● Material to process
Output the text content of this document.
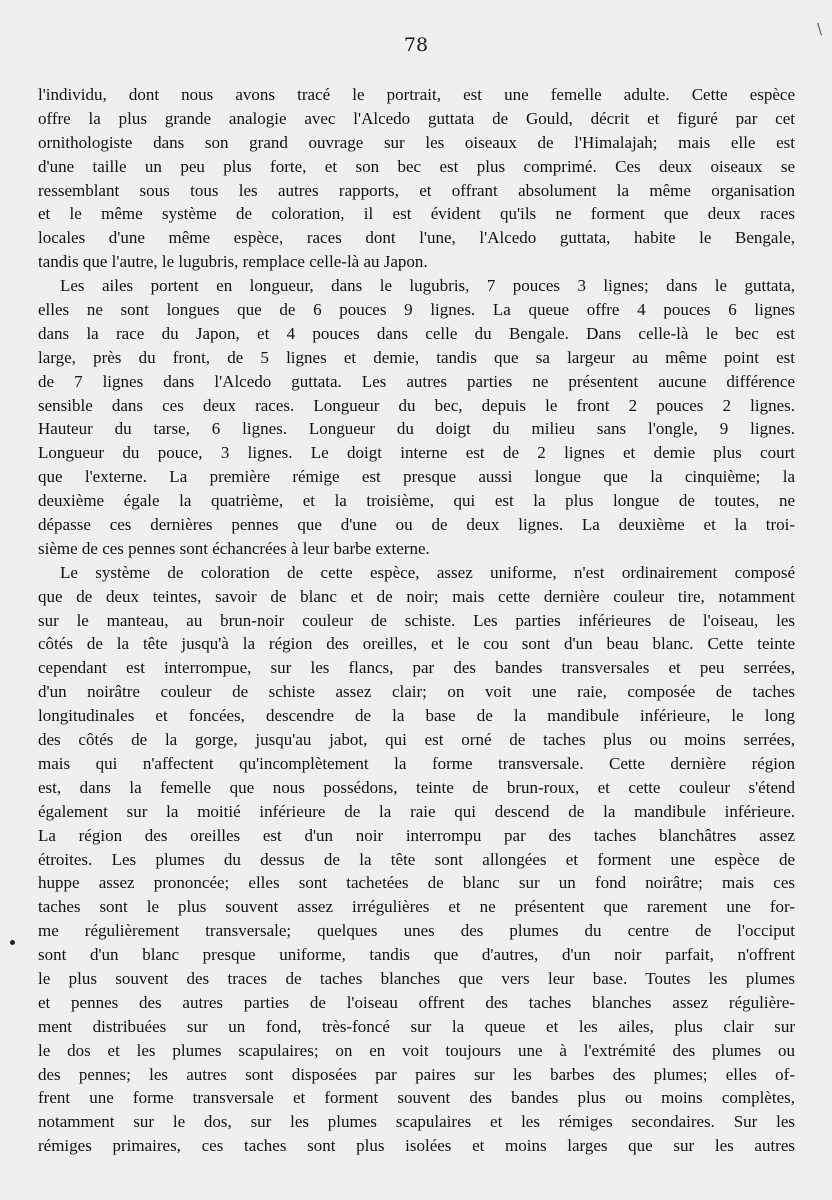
\
78
l'individu, dont nous avons tracé le portrait, est une femelle adulte. Cette espèce
offre la plus grande analogie avec l'Alcedo guttata de Gould, décrit et figuré par cet
ornithologiste dans son grand ouvrage sur les oiseaux de l'Himalajah; mais elle est
d'une taille un peu plus forte, et son bec est plus comprimé. Ces deux oiseaux se
ressemblant sous tous les autres rapports, et offrant absolument la même organisation
et le même système de coloration, il est évident qu'ils ne forment que deux races
locales d'une même espèce, races dont l'une, l'Alcedo guttata, habite le Bengale,
tandis que l'autre, le lugubris, remplace celle-là au Japon.
Les ailes portent en longueur, dans le lugubris, 7 pouces 3 lignes; dans le guttata,
elles ne sont longues que de 6 pouces 9 lignes. La queue offre 4 pouces 6 lignes
dans la race du Japon, et 4 pouces dans celle du Bengale. Dans celle-là le bec est
large, près du front, de 5 lignes et demie, tandis que sa largeur au même point est
de 7 lignes dans l'Alcedo guttata. Les autres parties ne présentent aucune différence
sensible dans ces deux races. Longueur du bec, depuis le front 2 pouces 2 lignes.
Hauteur du tarse, 6 lignes. Longueur du doigt du milieu sans l'ongle, 9 lignes.
Longueur du pouce, 3 lignes. Le doigt interne est de 2 lignes et demie plus court
que l'externe. La première rémige est presque aussi longue que la cinquième; la
deuxième égale la quatrième, et la troisième, qui est la plus longue de toutes, ne
dépasse ces dernières pennes que d'une ou de deux lignes. La deuxième et la troi-
sième de ces pennes sont échancrées à leur barbe externe.
Le système de coloration de cette espèce, assez uniforme, n'est ordinairement composé
que de deux teintes, savoir de blanc et de noir; mais cette dernière couleur tire, notamment
sur le manteau, au brun-noir couleur de schiste. Les parties inférieures de l'oiseau, les
côtés de la tête jusqu'à la région des oreilles, et le cou sont d'un beau blanc. Cette teinte
cependant est interrompue, sur les flancs, par des bandes transversales et peu serrées,
d'un noirâtre couleur de schiste assez clair; on voit une raie, composée de taches
longitudinales et foncées, descendre de la base de la mandibule inférieure, le long
des côtés de la gorge, jusqu'au jabot, qui est orné de taches plus ou moins serrées,
mais qui n'affectent qu'incomplètement la forme transversale. Cette dernière région
est, dans la femelle que nous possédons, teinte de brun-roux, et cette couleur s'étend
également sur la moitié inférieure de la raie qui descend de la mandibule inférieure.
La région des oreilles est d'un noir interrompu par des taches blanchâtres assez
étroites. Les plumes du dessus de la tête sont allongées et forment une espèce de
huppe assez prononcée; elles sont tachetées de blanc sur un fond noirâtre; mais ces
taches sont le plus souvent assez irrégulières et ne présentent que rarement une for-
me régulièrement transversale; quelques unes des plumes du centre de l'occiput
sont d'un blanc presque uniforme, tandis que d'autres, d'un noir parfait, n'offrent
le plus souvent des traces de taches blanches que vers leur base. Toutes les plumes
et pennes des autres parties de l'oiseau offrent des taches blanches assez régulière-
ment distribuées sur un fond, très-foncé sur la queue et les ailes, plus clair sur
le dos et les plumes scapulaires; on en voit toujours une à l'extrémité des plumes ou
des pennes; les autres sont disposées par paires sur les barbes des plumes; elles of-
frent une forme transversale et forment souvent des bandes plus ou moins complètes,
notamment sur le dos, sur les plumes scapulaires et les rémiges secondaires. Sur les
rémiges primaires, ces taches sont plus isolées et moins larges que sur les autres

● Exercise instructions
Quote the entries above word for word. Leave the images out.

● Exercise response
Output the text content of this document.
\
78
l'individu, dont nous avons tracé le portrait, est une femelle adulte. Cette espèce
offre la plus grande analogie avec l'Alcedo guttata de Gould, décrit et figuré par cet
ornithologiste dans son grand ouvrage sur les oiseaux de l'Himalajah; mais elle est
d'une taille un peu plus forte, et son bec est plus comprimé. Ces deux oiseaux se
ressemblant sous tous les autres rapports, et offrant absolument la même organisation
et le même système de coloration, il est évident qu'ils ne forment que deux races
locales d'une même espèce, races dont l'une, l'Alcedo guttata, habite le Bengale,
tandis que l'autre, le lugubris, remplace celle-là au Japon.
Les ailes portent en longueur, dans le lugubris, 7 pouces 3 lignes; dans le guttata,
elles ne sont longues que de 6 pouces 9 lignes. La queue offre 4 pouces 6 lignes
dans la race du Japon, et 4 pouces dans celle du Bengale. Dans celle-là le bec est
large, près du front, de 5 lignes et demie, tandis que sa largeur au même point est
de 7 lignes dans l'Alcedo guttata. Les autres parties ne présentent aucune différence
sensible dans ces deux races. Longueur du bec, depuis le front 2 pouces 2 lignes.
Hauteur du tarse, 6 lignes. Longueur du doigt du milieu sans l'ongle, 9 lignes.
Longueur du pouce, 3 lignes. Le doigt interne est de 2 lignes et demie plus court
que l'externe. La première rémige est presque aussi longue que la cinquième; la
deuxième égale la quatrième, et la troisième, qui est la plus longue de toutes, ne
dépasse ces dernières pennes que d'une ou de deux lignes. La deuxième et la troi-
sième de ces pennes sont échancrées à leur barbe externe.
Le système de coloration de cette espèce, assez uniforme, n'est ordinairement composé
que de deux teintes, savoir de blanc et de noir; mais cette dernière couleur tire, notamment
sur le manteau, au brun-noir couleur de schiste. Les parties inférieures de l'oiseau, les
côtés de la tête jusqu'à la région des oreilles, et le cou sont d'un beau blanc. Cette teinte
cependant est interrompue, sur les flancs, par des bandes transversales et peu serrées,
d'un noirâtre couleur de schiste assez clair; on voit une raie, composée de taches
longitudinales et foncées, descendre de la base de la mandibule inférieure, le long
des côtés de la gorge, jusqu'au jabot, qui est orné de taches plus ou moins serrées,
mais qui n'affectent qu'incomplètement la forme transversale. Cette dernière région
est, dans la femelle que nous possédons, teinte de brun-roux, et cette couleur s'étend
également sur la moitié inférieure de la raie qui descend de la mandibule inférieure.
La région des oreilles est d'un noir interrompu par des taches blanchâtres assez
étroites. Les plumes du dessus de la tête sont allongées et forment une espèce de
huppe assez prononcée; elles sont tachetées de blanc sur un fond noirâtre; mais ces
taches sont le plus souvent assez irrégulières et ne présentent que rarement une for-
me régulièrement transversale; quelques unes des plumes du centre de l'occiput
sont d'un blanc presque uniforme, tandis que d'autres, d'un noir parfait, n'offrent
le plus souvent des traces de taches blanches que vers leur base. Toutes les plumes
et pennes des autres parties de l'oiseau offrent des taches blanches assez régulière-
ment distribuées sur un fond, très-foncé sur la queue et les ailes, plus clair sur
le dos et les plumes scapulaires; on en voit toujours une à l'extrémité des plumes ou
des pennes; les autres sont disposées par paires sur les barbes des plumes; elles of-
frent une forme transversale et forment souvent des bandes plus ou moins complètes,
notamment sur le dos, sur les plumes scapulaires et les rémiges secondaires. Sur les
rémiges primaires, ces taches sont plus isolées et moins larges que sur les autres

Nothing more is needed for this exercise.